Raw records:
Start
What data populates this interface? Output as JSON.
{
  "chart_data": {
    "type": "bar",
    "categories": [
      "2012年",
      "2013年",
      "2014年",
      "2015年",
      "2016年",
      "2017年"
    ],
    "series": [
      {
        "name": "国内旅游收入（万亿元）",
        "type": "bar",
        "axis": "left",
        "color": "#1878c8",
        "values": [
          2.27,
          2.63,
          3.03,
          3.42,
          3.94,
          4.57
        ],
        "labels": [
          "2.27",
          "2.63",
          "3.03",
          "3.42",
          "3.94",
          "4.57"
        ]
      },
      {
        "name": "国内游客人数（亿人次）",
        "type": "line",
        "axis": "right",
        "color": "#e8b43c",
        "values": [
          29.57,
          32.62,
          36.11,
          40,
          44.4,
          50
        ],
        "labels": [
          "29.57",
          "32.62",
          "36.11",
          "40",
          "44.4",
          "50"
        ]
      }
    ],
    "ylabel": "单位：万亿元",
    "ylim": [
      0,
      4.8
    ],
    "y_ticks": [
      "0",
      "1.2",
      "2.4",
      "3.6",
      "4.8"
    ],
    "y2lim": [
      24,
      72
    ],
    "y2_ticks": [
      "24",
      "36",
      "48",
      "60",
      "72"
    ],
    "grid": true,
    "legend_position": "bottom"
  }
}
End
__Problem details__
Every line above needs to be retyped exactly.

__Result of the task__
What data populates this interface? Output as JSON.
{
  "chart_data": {
    "type": "bar",
    "categories": [
      "2012年",
      "2013年",
      "2014年",
      "2015年",
      "2016年",
      "2017年"
    ],
    "series": [
      {
        "name": "国内旅游收入（万亿元）",
        "type": "bar",
        "axis": "left",
        "color": "#1878c8",
        "values": [
          2.27,
          2.63,
          3.03,
          3.42,
          3.94,
          4.57
        ],
        "labels": [
          "2.27",
          "2.63",
          "3.03",
          "3.42",
          "3.94",
          "4.57"
        ]
      },
      {
        "name": "国内游客人数（亿人次）",
        "type": "line",
        "axis": "right",
        "color": "#e8b43c",
        "values": [
          29.57,
          32.62,
          36.11,
          40,
          44.4,
          50
        ],
        "labels": [
          "29.57",
          "32.62",
          "36.11",
          "40",
          "44.4",
          "50"
        ]
      }
    ],
    "ylabel": "单位：万亿元",
    "ylim": [
      0,
      4.8
    ],
    "y_ticks": [
      "0",
      "1.2",
      "2.4",
      "3.6",
      "4.8"
    ],
    "y2lim": [
      24,
      72
    ],
    "y2_ticks": [
      "24",
      "36",
      "48",
      "60",
      "72"
    ],
    "grid": true,
    "legend_position": "bottom"
  }
}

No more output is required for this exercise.